Data entries:
● ● ● ● ●

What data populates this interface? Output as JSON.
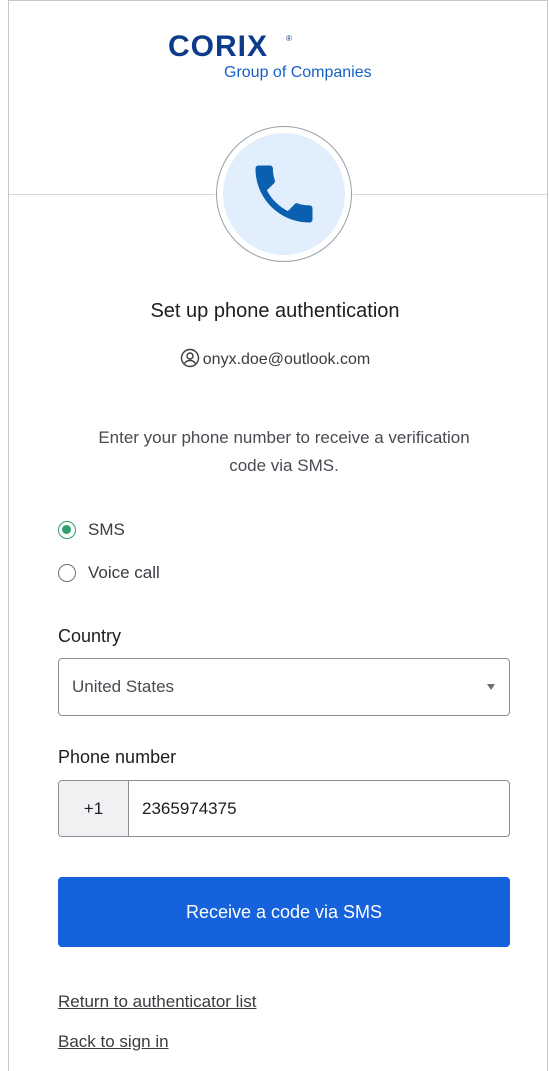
{
  "brand": {
    "wordmark": "CORIX",
    "trademark": "®",
    "tagline": "Group of Companies",
    "colors": {
      "primary": "#0c3b8a",
      "secondary": "#1560c4"
    }
  },
  "header": {
    "icon": "phone-icon",
    "icon_color": "#0b5fb0",
    "icon_bg": "#e1effd"
  },
  "title": "Set up phone authentication",
  "user": {
    "icon": "user-circle-icon",
    "email": "onyx.doe@outlook.com"
  },
  "instructions": "Enter your phone number to receive a verification code via SMS.",
  "method_options": [
    {
      "label": "SMS",
      "checked": true
    },
    {
      "label": "Voice call",
      "checked": false
    }
  ],
  "country": {
    "label": "Country",
    "value": "United States"
  },
  "phone": {
    "label": "Phone number",
    "prefix": "+1",
    "value": "2365974375"
  },
  "submit_label": "Receive a code via SMS",
  "links": {
    "return_list": "Return to authenticator list",
    "back_signin": "Back to sign in"
  },
  "colors": {
    "button": "#1662dd",
    "radio_checked": "#2f9e6b"
  }
}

● ● ● ● ●

Using the records above, output their complete text exactly, minus any images.

Answer for the task:
What data populates this interface? Output as JSON.
{
  "brand": {
    "wordmark": "CORIX",
    "trademark": "®",
    "tagline": "Group of Companies",
    "colors": {
      "primary": "#0c3b8a",
      "secondary": "#1560c4"
    }
  },
  "header": {
    "icon": "phone-icon",
    "icon_color": "#0b5fb0",
    "icon_bg": "#e1effd"
  },
  "title": "Set up phone authentication",
  "user": {
    "icon": "user-circle-icon",
    "email": "onyx.doe@outlook.com"
  },
  "instructions": "Enter your phone number to receive a verification code via SMS.",
  "method_options": [
    {
      "label": "SMS",
      "checked": true
    },
    {
      "label": "Voice call",
      "checked": false
    }
  ],
  "country": {
    "label": "Country",
    "value": "United States"
  },
  "phone": {
    "label": "Phone number",
    "prefix": "+1",
    "value": "2365974375"
  },
  "submit_label": "Receive a code via SMS",
  "links": {
    "return_list": "Return to authenticator list",
    "back_signin": "Back to sign in"
  },
  "colors": {
    "button": "#1662dd",
    "radio_checked": "#2f9e6b"
  }
}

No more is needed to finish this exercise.